Revise the lines below so that every "row-vehicle-count" becomes "vehicle-count-label", leaving all other text unchanged.

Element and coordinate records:
>> Start

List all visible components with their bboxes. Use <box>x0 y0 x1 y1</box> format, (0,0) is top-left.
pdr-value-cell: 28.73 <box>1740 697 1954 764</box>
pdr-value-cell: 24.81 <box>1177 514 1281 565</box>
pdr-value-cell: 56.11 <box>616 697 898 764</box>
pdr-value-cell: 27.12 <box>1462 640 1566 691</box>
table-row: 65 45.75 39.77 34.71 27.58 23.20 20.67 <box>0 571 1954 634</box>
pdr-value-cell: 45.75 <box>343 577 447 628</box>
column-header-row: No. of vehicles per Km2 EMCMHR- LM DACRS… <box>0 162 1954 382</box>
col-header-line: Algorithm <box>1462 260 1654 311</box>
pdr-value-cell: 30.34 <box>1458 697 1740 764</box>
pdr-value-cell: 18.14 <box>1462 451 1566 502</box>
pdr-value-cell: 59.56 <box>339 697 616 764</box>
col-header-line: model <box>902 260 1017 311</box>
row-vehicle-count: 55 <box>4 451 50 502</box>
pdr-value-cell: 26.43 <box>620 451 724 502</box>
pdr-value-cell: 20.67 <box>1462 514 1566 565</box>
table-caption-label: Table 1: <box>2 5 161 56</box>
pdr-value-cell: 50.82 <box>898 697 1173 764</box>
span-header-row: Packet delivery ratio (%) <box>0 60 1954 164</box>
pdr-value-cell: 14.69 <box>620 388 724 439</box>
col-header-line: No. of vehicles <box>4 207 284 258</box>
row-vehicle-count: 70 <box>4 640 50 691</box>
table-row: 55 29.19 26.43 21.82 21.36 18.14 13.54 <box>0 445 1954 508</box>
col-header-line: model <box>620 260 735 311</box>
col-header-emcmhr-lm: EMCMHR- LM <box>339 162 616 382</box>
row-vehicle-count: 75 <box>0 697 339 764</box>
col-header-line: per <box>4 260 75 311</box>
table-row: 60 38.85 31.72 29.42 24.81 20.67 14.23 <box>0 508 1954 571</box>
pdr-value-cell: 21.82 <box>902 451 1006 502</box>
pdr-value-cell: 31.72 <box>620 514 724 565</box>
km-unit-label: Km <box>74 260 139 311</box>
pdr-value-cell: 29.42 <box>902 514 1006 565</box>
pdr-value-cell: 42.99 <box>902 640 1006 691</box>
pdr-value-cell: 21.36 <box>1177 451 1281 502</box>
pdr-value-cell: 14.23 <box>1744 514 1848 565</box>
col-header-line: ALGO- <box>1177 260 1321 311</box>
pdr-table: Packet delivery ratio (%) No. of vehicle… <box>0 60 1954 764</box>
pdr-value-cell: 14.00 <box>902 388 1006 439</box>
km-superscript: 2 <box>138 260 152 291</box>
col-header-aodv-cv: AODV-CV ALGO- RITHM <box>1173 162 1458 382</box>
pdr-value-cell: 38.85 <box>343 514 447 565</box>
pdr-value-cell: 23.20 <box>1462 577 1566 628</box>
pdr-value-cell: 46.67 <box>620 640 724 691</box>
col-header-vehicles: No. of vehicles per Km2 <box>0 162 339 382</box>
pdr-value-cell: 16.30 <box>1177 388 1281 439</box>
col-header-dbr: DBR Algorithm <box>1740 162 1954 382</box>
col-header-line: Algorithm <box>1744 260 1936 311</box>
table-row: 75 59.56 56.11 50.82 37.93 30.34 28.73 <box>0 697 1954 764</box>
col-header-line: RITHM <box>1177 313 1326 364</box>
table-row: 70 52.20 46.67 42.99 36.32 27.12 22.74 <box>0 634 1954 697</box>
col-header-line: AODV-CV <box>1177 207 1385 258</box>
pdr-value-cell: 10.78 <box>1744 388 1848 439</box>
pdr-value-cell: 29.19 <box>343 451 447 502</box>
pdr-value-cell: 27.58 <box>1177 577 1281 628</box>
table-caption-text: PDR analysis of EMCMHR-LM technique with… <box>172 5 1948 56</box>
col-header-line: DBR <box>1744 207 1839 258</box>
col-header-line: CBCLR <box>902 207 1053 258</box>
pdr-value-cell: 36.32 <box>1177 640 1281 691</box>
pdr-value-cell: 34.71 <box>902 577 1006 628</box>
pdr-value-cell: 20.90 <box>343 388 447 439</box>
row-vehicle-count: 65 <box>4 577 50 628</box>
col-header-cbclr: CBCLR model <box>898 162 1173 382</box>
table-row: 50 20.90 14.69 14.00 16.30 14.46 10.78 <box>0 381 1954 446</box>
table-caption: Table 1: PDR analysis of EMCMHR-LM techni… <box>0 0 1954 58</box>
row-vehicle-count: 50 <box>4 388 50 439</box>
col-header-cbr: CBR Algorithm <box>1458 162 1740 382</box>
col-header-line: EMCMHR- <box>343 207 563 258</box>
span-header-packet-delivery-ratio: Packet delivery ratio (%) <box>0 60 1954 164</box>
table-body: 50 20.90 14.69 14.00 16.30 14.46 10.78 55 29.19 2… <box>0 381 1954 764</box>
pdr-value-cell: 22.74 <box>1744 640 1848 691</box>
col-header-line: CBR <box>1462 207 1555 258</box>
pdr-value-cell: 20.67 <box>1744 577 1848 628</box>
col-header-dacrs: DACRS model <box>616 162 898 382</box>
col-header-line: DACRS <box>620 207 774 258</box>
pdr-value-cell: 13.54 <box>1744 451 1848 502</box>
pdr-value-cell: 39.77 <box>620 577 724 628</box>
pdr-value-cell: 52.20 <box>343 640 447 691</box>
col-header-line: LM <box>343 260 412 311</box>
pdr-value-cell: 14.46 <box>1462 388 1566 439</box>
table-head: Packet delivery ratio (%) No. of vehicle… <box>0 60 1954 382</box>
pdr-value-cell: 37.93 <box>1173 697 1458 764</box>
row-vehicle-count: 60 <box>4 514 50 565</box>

>> End

The output:
List all visible components with their bboxes. Use <box>x0 y0 x1 y1</box> format, (0,0) is top-left.
pdr-value-cell: 28.73 <box>1740 697 1954 764</box>
pdr-value-cell: 24.81 <box>1177 514 1281 565</box>
pdr-value-cell: 56.11 <box>616 697 898 764</box>
pdr-value-cell: 27.12 <box>1462 640 1566 691</box>
table-row: 65 45.75 39.77 34.71 27.58 23.20 20.67 <box>0 571 1954 634</box>
pdr-value-cell: 45.75 <box>343 577 447 628</box>
column-header-row: No. of vehicles per Km2 EMCMHR- LM DACRS… <box>0 162 1954 382</box>
col-header-line: Algorithm <box>1462 260 1654 311</box>
pdr-value-cell: 30.34 <box>1458 697 1740 764</box>
pdr-value-cell: 18.14 <box>1462 451 1566 502</box>
pdr-value-cell: 59.56 <box>339 697 616 764</box>
col-header-line: model <box>902 260 1017 311</box>
vehicle-count-label: 55 <box>4 451 50 502</box>
pdr-value-cell: 26.43 <box>620 451 724 502</box>
pdr-value-cell: 20.67 <box>1462 514 1566 565</box>
table-caption-label: Table 1: <box>2 5 161 56</box>
pdr-value-cell: 50.82 <box>898 697 1173 764</box>
span-header-row: Packet delivery ratio (%) <box>0 60 1954 164</box>
pdr-value-cell: 14.69 <box>620 388 724 439</box>
col-header-line: No. of vehicles <box>4 207 284 258</box>
vehicle-count-label: 70 <box>4 640 50 691</box>
table-row: 55 29.19 26.43 21.82 21.36 18.14 13.54 <box>0 445 1954 508</box>
col-header-line: model <box>620 260 735 311</box>
col-header-emcmhr-lm: EMCMHR- LM <box>339 162 616 382</box>
vehicle-count-label: 75 <box>0 697 339 764</box>
col-header-line: per <box>4 260 75 311</box>
table-row: 60 38.85 31.72 29.42 24.81 20.67 14.23 <box>0 508 1954 571</box>
pdr-value-cell: 21.82 <box>902 451 1006 502</box>
pdr-value-cell: 31.72 <box>620 514 724 565</box>
km-unit-label: Km <box>74 260 139 311</box>
pdr-value-cell: 29.42 <box>902 514 1006 565</box>
pdr-value-cell: 42.99 <box>902 640 1006 691</box>
pdr-value-cell: 21.36 <box>1177 451 1281 502</box>
pdr-value-cell: 14.23 <box>1744 514 1848 565</box>
col-header-line: ALGO- <box>1177 260 1321 311</box>
pdr-table: Packet delivery ratio (%) No. of vehicle… <box>0 60 1954 764</box>
pdr-value-cell: 14.00 <box>902 388 1006 439</box>
km-superscript: 2 <box>138 260 152 291</box>
col-header-aodv-cv: AODV-CV ALGO- RITHM <box>1173 162 1458 382</box>
pdr-value-cell: 38.85 <box>343 514 447 565</box>
pdr-value-cell: 23.20 <box>1462 577 1566 628</box>
pdr-value-cell: 46.67 <box>620 640 724 691</box>
col-header-vehicles: No. of vehicles per Km2 <box>0 162 339 382</box>
pdr-value-cell: 16.30 <box>1177 388 1281 439</box>
col-header-dbr: DBR Algorithm <box>1740 162 1954 382</box>
col-header-line: Algorithm <box>1744 260 1936 311</box>
table-row: 75 59.56 56.11 50.82 37.93 30.34 28.73 <box>0 697 1954 764</box>
col-header-line: RITHM <box>1177 313 1326 364</box>
table-row: 70 52.20 46.67 42.99 36.32 27.12 22.74 <box>0 634 1954 697</box>
col-header-line: AODV-CV <box>1177 207 1385 258</box>
pdr-value-cell: 10.78 <box>1744 388 1848 439</box>
pdr-value-cell: 29.19 <box>343 451 447 502</box>
pdr-value-cell: 27.58 <box>1177 577 1281 628</box>
table-caption-text: PDR analysis of EMCMHR-LM technique with… <box>172 5 1948 56</box>
col-header-line: DBR <box>1744 207 1839 258</box>
col-header-line: CBCLR <box>902 207 1053 258</box>
pdr-value-cell: 36.32 <box>1177 640 1281 691</box>
pdr-value-cell: 34.71 <box>902 577 1006 628</box>
pdr-value-cell: 20.90 <box>343 388 447 439</box>
vehicle-count-label: 65 <box>4 577 50 628</box>
col-header-cbclr: CBCLR model <box>898 162 1173 382</box>
table-row: 50 20.90 14.69 14.00 16.30 14.46 10.78 <box>0 381 1954 446</box>
table-caption: Table 1: PDR analysis of EMCMHR-LM techni… <box>0 0 1954 58</box>
vehicle-count-label: 50 <box>4 388 50 439</box>
col-header-cbr: CBR Algorithm <box>1458 162 1740 382</box>
col-header-line: EMCMHR- <box>343 207 563 258</box>
span-header-packet-delivery-ratio: Packet delivery ratio (%) <box>0 60 1954 164</box>
table-body: 50 20.90 14.69 14.00 16.30 14.46 10.78 55 29.19 2… <box>0 381 1954 764</box>
pdr-value-cell: 22.74 <box>1744 640 1848 691</box>
col-header-line: CBR <box>1462 207 1555 258</box>
pdr-value-cell: 20.67 <box>1744 577 1848 628</box>
col-header-dacrs: DACRS model <box>616 162 898 382</box>
col-header-line: DACRS <box>620 207 774 258</box>
pdr-value-cell: 13.54 <box>1744 451 1848 502</box>
pdr-value-cell: 39.77 <box>620 577 724 628</box>
pdr-value-cell: 52.20 <box>343 640 447 691</box>
col-header-line: LM <box>343 260 412 311</box>
pdr-value-cell: 14.46 <box>1462 388 1566 439</box>
table-head: Packet delivery ratio (%) No. of vehicle… <box>0 60 1954 382</box>
pdr-value-cell: 37.93 <box>1173 697 1458 764</box>
vehicle-count-label: 60 <box>4 514 50 565</box>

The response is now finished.